Given data:
- - - - - - -
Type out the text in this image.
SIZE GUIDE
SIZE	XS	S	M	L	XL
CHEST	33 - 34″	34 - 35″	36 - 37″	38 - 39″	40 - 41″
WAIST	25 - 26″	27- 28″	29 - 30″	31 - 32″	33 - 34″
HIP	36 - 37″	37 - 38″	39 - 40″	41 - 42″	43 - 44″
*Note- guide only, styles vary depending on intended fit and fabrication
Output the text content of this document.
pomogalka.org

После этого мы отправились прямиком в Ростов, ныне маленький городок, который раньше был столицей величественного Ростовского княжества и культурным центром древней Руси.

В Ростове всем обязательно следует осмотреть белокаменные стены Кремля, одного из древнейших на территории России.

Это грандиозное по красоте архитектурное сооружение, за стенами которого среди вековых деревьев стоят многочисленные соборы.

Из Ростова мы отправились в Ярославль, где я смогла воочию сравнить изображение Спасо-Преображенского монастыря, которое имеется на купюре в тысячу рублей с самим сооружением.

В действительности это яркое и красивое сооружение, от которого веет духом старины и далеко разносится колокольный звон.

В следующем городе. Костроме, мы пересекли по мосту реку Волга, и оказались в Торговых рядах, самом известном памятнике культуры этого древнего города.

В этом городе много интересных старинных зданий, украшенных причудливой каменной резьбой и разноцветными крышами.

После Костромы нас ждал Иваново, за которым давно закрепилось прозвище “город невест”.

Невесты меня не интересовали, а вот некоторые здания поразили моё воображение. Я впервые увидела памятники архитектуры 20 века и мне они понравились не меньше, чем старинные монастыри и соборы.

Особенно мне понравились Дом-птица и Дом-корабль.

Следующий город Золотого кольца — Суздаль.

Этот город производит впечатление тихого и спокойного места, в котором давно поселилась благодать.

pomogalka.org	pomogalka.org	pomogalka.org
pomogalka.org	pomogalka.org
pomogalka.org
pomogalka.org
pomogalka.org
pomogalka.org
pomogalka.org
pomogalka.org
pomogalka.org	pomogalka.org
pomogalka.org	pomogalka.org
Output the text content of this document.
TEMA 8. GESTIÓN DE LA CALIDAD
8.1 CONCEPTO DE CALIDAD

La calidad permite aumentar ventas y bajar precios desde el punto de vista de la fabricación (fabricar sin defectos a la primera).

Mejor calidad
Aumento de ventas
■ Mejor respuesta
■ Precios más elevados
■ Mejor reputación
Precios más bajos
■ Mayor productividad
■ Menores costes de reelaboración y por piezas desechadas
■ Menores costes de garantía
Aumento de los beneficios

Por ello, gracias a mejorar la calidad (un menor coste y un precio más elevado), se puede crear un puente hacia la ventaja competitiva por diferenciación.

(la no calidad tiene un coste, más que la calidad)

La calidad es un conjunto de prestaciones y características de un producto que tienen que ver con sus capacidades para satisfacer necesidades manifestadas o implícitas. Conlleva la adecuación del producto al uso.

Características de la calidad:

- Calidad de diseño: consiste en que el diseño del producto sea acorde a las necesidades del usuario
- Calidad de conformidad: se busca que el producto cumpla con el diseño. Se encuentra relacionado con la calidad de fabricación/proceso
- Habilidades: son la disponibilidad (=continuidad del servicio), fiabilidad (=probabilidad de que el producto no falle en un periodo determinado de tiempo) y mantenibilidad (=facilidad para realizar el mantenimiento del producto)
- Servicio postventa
- - - - - - -
Problem: Lines holding the word "соборы" in the entries above are the ones to pull out. Copy them all.

Answer to this exercise:
Это грандиозное по красоте архитектурное сооружение, за стенами которого среди вековых деревьев стоят многочисленные соборы.
Невесты меня не интересовали, а вот некоторые здания поразили моё воображение. Я впервые увидела памятники архитектуры 20 века и мне они понравились не меньше, чем старинные монастыри и соборы.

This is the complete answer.